(Your objective) Restate the entries below word for word, omitting nothing.

[Records contained in a dataset]
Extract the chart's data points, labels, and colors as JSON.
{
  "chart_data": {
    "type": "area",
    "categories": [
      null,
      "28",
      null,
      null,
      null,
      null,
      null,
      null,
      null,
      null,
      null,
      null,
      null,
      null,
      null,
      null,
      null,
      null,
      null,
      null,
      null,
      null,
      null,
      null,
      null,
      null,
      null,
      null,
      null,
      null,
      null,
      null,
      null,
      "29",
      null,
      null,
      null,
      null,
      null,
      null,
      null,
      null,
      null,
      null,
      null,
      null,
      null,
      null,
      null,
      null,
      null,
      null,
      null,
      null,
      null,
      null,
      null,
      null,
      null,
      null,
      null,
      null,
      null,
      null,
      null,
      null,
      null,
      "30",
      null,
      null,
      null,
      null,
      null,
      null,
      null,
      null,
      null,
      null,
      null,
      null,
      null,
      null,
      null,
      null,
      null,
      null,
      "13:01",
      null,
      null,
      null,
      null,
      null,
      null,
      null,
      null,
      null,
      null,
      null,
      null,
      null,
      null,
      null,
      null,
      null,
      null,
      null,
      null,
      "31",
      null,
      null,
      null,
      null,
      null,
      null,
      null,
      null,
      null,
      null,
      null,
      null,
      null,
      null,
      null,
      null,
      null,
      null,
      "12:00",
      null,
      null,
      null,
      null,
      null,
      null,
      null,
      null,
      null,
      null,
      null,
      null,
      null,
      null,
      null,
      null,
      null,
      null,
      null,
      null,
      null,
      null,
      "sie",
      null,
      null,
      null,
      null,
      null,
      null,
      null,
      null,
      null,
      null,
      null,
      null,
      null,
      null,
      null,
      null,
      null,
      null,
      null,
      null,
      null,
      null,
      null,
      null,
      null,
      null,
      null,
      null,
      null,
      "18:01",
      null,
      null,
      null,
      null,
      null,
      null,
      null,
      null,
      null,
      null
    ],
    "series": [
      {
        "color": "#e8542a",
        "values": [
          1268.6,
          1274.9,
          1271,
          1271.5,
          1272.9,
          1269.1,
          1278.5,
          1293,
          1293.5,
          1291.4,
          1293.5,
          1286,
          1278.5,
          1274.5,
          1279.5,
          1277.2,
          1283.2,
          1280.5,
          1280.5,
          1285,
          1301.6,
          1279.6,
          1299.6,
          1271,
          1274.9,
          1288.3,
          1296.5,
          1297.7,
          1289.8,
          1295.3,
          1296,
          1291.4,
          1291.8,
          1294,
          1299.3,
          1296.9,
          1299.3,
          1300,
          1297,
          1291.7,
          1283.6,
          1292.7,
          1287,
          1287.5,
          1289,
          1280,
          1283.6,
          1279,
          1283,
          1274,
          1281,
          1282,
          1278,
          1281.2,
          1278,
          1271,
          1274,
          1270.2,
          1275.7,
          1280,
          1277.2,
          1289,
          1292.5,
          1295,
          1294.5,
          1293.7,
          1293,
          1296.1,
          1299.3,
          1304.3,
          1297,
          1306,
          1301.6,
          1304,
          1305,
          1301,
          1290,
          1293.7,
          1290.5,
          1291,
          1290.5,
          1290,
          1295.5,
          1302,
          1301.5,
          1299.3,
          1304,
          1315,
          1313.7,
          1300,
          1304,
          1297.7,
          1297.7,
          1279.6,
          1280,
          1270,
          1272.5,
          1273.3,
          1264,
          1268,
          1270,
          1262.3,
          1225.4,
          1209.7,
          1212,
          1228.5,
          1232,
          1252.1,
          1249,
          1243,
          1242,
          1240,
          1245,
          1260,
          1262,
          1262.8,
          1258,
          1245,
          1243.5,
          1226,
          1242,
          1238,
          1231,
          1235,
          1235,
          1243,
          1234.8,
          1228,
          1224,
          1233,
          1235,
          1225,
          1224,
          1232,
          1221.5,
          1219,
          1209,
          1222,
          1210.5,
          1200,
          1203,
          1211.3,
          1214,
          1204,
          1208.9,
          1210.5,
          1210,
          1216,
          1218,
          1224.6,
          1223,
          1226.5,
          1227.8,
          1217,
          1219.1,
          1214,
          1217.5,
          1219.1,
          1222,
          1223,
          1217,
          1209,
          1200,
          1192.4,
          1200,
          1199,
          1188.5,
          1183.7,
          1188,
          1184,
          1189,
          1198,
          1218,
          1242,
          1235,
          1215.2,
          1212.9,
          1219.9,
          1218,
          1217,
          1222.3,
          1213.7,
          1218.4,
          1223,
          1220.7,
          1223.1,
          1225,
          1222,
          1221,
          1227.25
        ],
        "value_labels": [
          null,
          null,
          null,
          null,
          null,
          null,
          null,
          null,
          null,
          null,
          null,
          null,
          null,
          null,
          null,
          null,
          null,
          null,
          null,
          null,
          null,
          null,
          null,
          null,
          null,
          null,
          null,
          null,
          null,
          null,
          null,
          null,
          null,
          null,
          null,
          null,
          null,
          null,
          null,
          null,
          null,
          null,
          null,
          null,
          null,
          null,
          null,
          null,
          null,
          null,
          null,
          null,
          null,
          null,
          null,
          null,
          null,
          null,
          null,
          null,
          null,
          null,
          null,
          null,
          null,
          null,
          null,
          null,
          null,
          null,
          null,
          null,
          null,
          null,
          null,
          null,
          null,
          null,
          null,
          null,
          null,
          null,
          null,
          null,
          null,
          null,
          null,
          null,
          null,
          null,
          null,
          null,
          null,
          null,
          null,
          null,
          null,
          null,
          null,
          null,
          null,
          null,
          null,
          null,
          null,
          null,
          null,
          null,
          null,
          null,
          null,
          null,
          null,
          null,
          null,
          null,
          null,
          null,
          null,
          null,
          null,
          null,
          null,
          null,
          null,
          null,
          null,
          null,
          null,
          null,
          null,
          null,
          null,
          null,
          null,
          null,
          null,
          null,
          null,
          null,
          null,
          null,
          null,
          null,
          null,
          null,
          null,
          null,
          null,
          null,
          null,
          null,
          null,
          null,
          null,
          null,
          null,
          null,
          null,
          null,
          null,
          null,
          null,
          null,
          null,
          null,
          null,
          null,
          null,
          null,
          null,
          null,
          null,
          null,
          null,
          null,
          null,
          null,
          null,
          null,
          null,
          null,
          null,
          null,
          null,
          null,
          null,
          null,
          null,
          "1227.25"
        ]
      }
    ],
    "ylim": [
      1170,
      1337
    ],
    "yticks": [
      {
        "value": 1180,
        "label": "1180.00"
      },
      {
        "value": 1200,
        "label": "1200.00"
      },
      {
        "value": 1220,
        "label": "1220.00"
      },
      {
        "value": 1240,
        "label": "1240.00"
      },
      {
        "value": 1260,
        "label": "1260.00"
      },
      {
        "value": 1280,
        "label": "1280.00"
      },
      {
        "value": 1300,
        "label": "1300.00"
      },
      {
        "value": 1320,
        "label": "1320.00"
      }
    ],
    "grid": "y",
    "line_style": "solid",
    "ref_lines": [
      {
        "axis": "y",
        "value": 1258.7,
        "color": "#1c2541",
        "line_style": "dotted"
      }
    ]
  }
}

(Result for this exercise)
Extract the chart's data points, labels, and colors as JSON.
{
  "chart_data": {
    "type": "area",
    "categories": [
      null,
      "28",
      null,
      null,
      null,
      null,
      null,
      null,
      null,
      null,
      null,
      null,
      null,
      null,
      null,
      null,
      null,
      null,
      null,
      null,
      null,
      null,
      null,
      null,
      null,
      null,
      null,
      null,
      null,
      null,
      null,
      null,
      null,
      "29",
      null,
      null,
      null,
      null,
      null,
      null,
      null,
      null,
      null,
      null,
      null,
      null,
      null,
      null,
      null,
      null,
      null,
      null,
      null,
      null,
      null,
      null,
      null,
      null,
      null,
      null,
      null,
      null,
      null,
      null,
      null,
      null,
      null,
      "30",
      null,
      null,
      null,
      null,
      null,
      null,
      null,
      null,
      null,
      null,
      null,
      null,
      null,
      null,
      null,
      null,
      null,
      null,
      "13:01",
      null,
      null,
      null,
      null,
      null,
      null,
      null,
      null,
      null,
      null,
      null,
      null,
      null,
      null,
      null,
      null,
      null,
      null,
      null,
      null,
      "31",
      null,
      null,
      null,
      null,
      null,
      null,
      null,
      null,
      null,
      null,
      null,
      null,
      null,
      null,
      null,
      null,
      null,
      null,
      "12:00",
      null,
      null,
      null,
      null,
      null,
      null,
      null,
      null,
      null,
      null,
      null,
      null,
      null,
      null,
      null,
      null,
      null,
      null,
      null,
      null,
      null,
      null,
      "sie",
      null,
      null,
      null,
      null,
      null,
      null,
      null,
      null,
      null,
      null,
      null,
      null,
      null,
      null,
      null,
      null,
      null,
      null,
      null,
      null,
      null,
      null,
      null,
      null,
      null,
      null,
      null,
      null,
      null,
      "18:01",
      null,
      null,
      null,
      null,
      null,
      null,
      null,
      null,
      null,
      null
    ],
    "series": [
      {
        "color": "#e8542a",
        "values": [
          1268.6,
          1274.9,
          1271,
          1271.5,
          1272.9,
          1269.1,
          1278.5,
          1293,
          1293.5,
          1291.4,
          1293.5,
          1286,
          1278.5,
          1274.5,
          1279.5,
          1277.2,
          1283.2,
          1280.5,
          1280.5,
          1285,
          1301.6,
          1279.6,
          1299.6,
          1271,
          1274.9,
          1288.3,
          1296.5,
          1297.7,
          1289.8,
          1295.3,
          1296,
          1291.4,
          1291.8,
          1294,
          1299.3,
          1296.9,
          1299.3,
          1300,
          1297,
          1291.7,
          1283.6,
          1292.7,
          1287,
          1287.5,
          1289,
          1280,
          1283.6,
          1279,
          1283,
          1274,
          1281,
          1282,
          1278,
          1281.2,
          1278,
          1271,
          1274,
          1270.2,
          1275.7,
          1280,
          1277.2,
          1289,
          1292.5,
          1295,
          1294.5,
          1293.7,
          1293,
          1296.1,
          1299.3,
          1304.3,
          1297,
          1306,
          1301.6,
          1304,
          1305,
          1301,
          1290,
          1293.7,
          1290.5,
          1291,
          1290.5,
          1290,
          1295.5,
          1302,
          1301.5,
          1299.3,
          1304,
          1315,
          1313.7,
          1300,
          1304,
          1297.7,
          1297.7,
          1279.6,
          1280,
          1270,
          1272.5,
          1273.3,
          1264,
          1268,
          1270,
          1262.3,
          1225.4,
          1209.7,
          1212,
          1228.5,
          1232,
          1252.1,
          1249,
          1243,
          1242,
          1240,
          1245,
          1260,
          1262,
          1262.8,
          1258,
          1245,
          1243.5,
          1226,
          1242,
          1238,
          1231,
          1235,
          1235,
          1243,
          1234.8,
          1228,
          1224,
          1233,
          1235,
          1225,
          1224,
          1232,
          1221.5,
          1219,
          1209,
          1222,
          1210.5,
          1200,
          1203,
          1211.3,
          1214,
          1204,
          1208.9,
          1210.5,
          1210,
          1216,
          1218,
          1224.6,
          1223,
          1226.5,
          1227.8,
          1217,
          1219.1,
          1214,
          1217.5,
          1219.1,
          1222,
          1223,
          1217,
          1209,
          1200,
          1192.4,
          1200,
          1199,
          1188.5,
          1183.7,
          1188,
          1184,
          1189,
          1198,
          1218,
          1242,
          1235,
          1215.2,
          1212.9,
          1219.9,
          1218,
          1217,
          1222.3,
          1213.7,
          1218.4,
          1223,
          1220.7,
          1223.1,
          1225,
          1222,
          1221,
          1227.25
        ],
        "value_labels": [
          null,
          null,
          null,
          null,
          null,
          null,
          null,
          null,
          null,
          null,
          null,
          null,
          null,
          null,
          null,
          null,
          null,
          null,
          null,
          null,
          null,
          null,
          null,
          null,
          null,
          null,
          null,
          null,
          null,
          null,
          null,
          null,
          null,
          null,
          null,
          null,
          null,
          null,
          null,
          null,
          null,
          null,
          null,
          null,
          null,
          null,
          null,
          null,
          null,
          null,
          null,
          null,
          null,
          null,
          null,
          null,
          null,
          null,
          null,
          null,
          null,
          null,
          null,
          null,
          null,
          null,
          null,
          null,
          null,
          null,
          null,
          null,
          null,
          null,
          null,
          null,
          null,
          null,
          null,
          null,
          null,
          null,
          null,
          null,
          null,
          null,
          null,
          null,
          null,
          null,
          null,
          null,
          null,
          null,
          null,
          null,
          null,
          null,
          null,
          null,
          null,
          null,
          null,
          null,
          null,
          null,
          null,
          null,
          null,
          null,
          null,
          null,
          null,
          null,
          null,
          null,
          null,
          null,
          null,
          null,
          null,
          null,
          null,
          null,
          null,
          null,
          null,
          null,
          null,
          null,
          null,
          null,
          null,
          null,
          null,
          null,
          null,
          null,
          null,
          null,
          null,
          null,
          null,
          null,
          null,
          null,
          null,
          null,
          null,
          null,
          null,
          null,
          null,
          null,
          null,
          null,
          null,
          null,
          null,
          null,
          null,
          null,
          null,
          null,
          null,
          null,
          null,
          null,
          null,
          null,
          null,
          null,
          null,
          null,
          null,
          null,
          null,
          null,
          null,
          null,
          null,
          null,
          null,
          null,
          null,
          null,
          null,
          null,
          null,
          "1227.25"
        ]
      }
    ],
    "ylim": [
      1170,
      1337
    ],
    "yticks": [
      {
        "value": 1180,
        "label": "1180.00"
      },
      {
        "value": 1200,
        "label": "1200.00"
      },
      {
        "value": 1220,
        "label": "1220.00"
      },
      {
        "value": 1240,
        "label": "1240.00"
      },
      {
        "value": 1260,
        "label": "1260.00"
      },
      {
        "value": 1280,
        "label": "1280.00"
      },
      {
        "value": 1300,
        "label": "1300.00"
      },
      {
        "value": 1320,
        "label": "1320.00"
      }
    ],
    "grid": "y",
    "line_style": "solid",
    "ref_lines": [
      {
        "axis": "y",
        "value": 1258.7,
        "color": "#1c2541",
        "line_style": "dotted"
      }
    ]
  }
}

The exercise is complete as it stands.